#### [Box annotation data]
____
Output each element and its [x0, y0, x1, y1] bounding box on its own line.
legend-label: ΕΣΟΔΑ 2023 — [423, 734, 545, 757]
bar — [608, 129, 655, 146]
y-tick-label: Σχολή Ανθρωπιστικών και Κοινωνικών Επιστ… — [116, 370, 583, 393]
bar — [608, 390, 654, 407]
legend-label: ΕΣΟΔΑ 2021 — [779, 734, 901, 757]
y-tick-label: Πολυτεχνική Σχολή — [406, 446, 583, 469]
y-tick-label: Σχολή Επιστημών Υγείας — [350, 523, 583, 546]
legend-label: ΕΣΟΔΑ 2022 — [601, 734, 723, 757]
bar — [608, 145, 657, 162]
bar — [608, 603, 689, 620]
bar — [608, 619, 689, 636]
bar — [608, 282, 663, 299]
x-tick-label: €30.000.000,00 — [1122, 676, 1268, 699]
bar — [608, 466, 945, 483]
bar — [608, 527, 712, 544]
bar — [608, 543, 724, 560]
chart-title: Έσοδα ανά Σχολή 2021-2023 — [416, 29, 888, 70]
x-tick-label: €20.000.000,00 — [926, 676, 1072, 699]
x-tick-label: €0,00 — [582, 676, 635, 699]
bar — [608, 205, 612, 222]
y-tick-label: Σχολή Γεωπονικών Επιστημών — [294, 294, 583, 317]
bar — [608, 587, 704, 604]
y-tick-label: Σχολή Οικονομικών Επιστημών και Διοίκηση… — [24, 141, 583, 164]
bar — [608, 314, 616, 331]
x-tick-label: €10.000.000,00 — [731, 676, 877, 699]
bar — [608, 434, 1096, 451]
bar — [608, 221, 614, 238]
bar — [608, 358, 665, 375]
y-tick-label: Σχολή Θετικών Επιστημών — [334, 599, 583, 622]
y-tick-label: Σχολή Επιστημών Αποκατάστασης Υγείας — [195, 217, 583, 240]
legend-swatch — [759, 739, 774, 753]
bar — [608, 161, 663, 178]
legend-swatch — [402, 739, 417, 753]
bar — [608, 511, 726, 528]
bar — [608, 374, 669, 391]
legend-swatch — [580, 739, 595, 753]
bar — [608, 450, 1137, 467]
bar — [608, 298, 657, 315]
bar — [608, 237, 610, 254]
____
#### [TASK STATEMENT]
Could you convert every line of the items above into a Markdown table with the columns Row and Line, numbering each row and leaving out blank lines?

#### [TASK OUTPUT]
| Row | Line |
|---|---|
| 1 | Output each element and its [x0, y0, x1, y1] bounding box on its own line. |
| 2 | legend-label: ΕΣΟΔΑ 2023 — [423, 734, 545, 757] |
| 3 | bar — [608, 129, 655, 146] |
| 4 | y-tick-label: Σχολή Ανθρωπιστικών και Κοινωνικών Επιστ… — [116, 370, 583, 393] |
| 5 | bar — [608, 390, 654, 407] |
| 6 | legend-label: ΕΣΟΔΑ 2021 — [779, 734, 901, 757] |
| 7 | y-tick-label: Πολυτεχνική Σχολή — [406, 446, 583, 469] |
| 8 | y-tick-label: Σχολή Επιστημών Υγείας — [350, 523, 583, 546] |
| 9 | legend-label: ΕΣΟΔΑ 2022 — [601, 734, 723, 757] |
| 10 | bar — [608, 145, 657, 162] |
| 11 | bar — [608, 603, 689, 620] |
| 12 | bar — [608, 619, 689, 636] |
| 13 | bar — [608, 282, 663, 299] |
| 14 | x-tick-label: €30.000.000,00 — [1122, 676, 1268, 699] |
| 15 | bar — [608, 466, 945, 483] |
| 16 | bar — [608, 527, 712, 544] |
| 17 | bar — [608, 543, 724, 560] |
| 18 | chart-title: Έσοδα ανά Σχολή 2021-2023 — [416, 29, 888, 70] |
| 19 | x-tick-label: €20.000.000,00 — [926, 676, 1072, 699] |
| 20 | x-tick-label: €0,00 — [582, 676, 635, 699] |
| 21 | bar — [608, 205, 612, 222] |
| 22 | y-tick-label: Σχολή Γεωπονικών Επιστημών — [294, 294, 583, 317] |
| 23 | bar — [608, 587, 704, 604] |
| 24 | y-tick-label: Σχολή Οικονομικών Επιστημών και Διοίκηση… — [24, 141, 583, 164] |
| 25 | bar — [608, 314, 616, 331] |
| 26 | x-tick-label: €10.000.000,00 — [731, 676, 877, 699] |
| 27 | bar — [608, 434, 1096, 451] |
| 28 | bar — [608, 221, 614, 238] |
| 29 | bar — [608, 358, 665, 375] |
| 30 | y-tick-label: Σχολή Θετικών Επιστημών — [334, 599, 583, 622] |
| 31 | y-tick-label: Σχολή Επιστημών Αποκατάστασης Υγείας — [195, 217, 583, 240] |
| 32 | legend-swatch — [759, 739, 774, 753] |
| 33 | bar — [608, 161, 663, 178] |
| 34 | legend-swatch — [402, 739, 417, 753] |
| 35 | bar — [608, 511, 726, 528] |
| 36 | bar — [608, 374, 669, 391] |
| 37 | legend-swatch — [580, 739, 595, 753] |
| 38 | bar — [608, 450, 1137, 467] |
| 39 | bar — [608, 298, 657, 315] |
| 40 | bar — [608, 237, 610, 254] |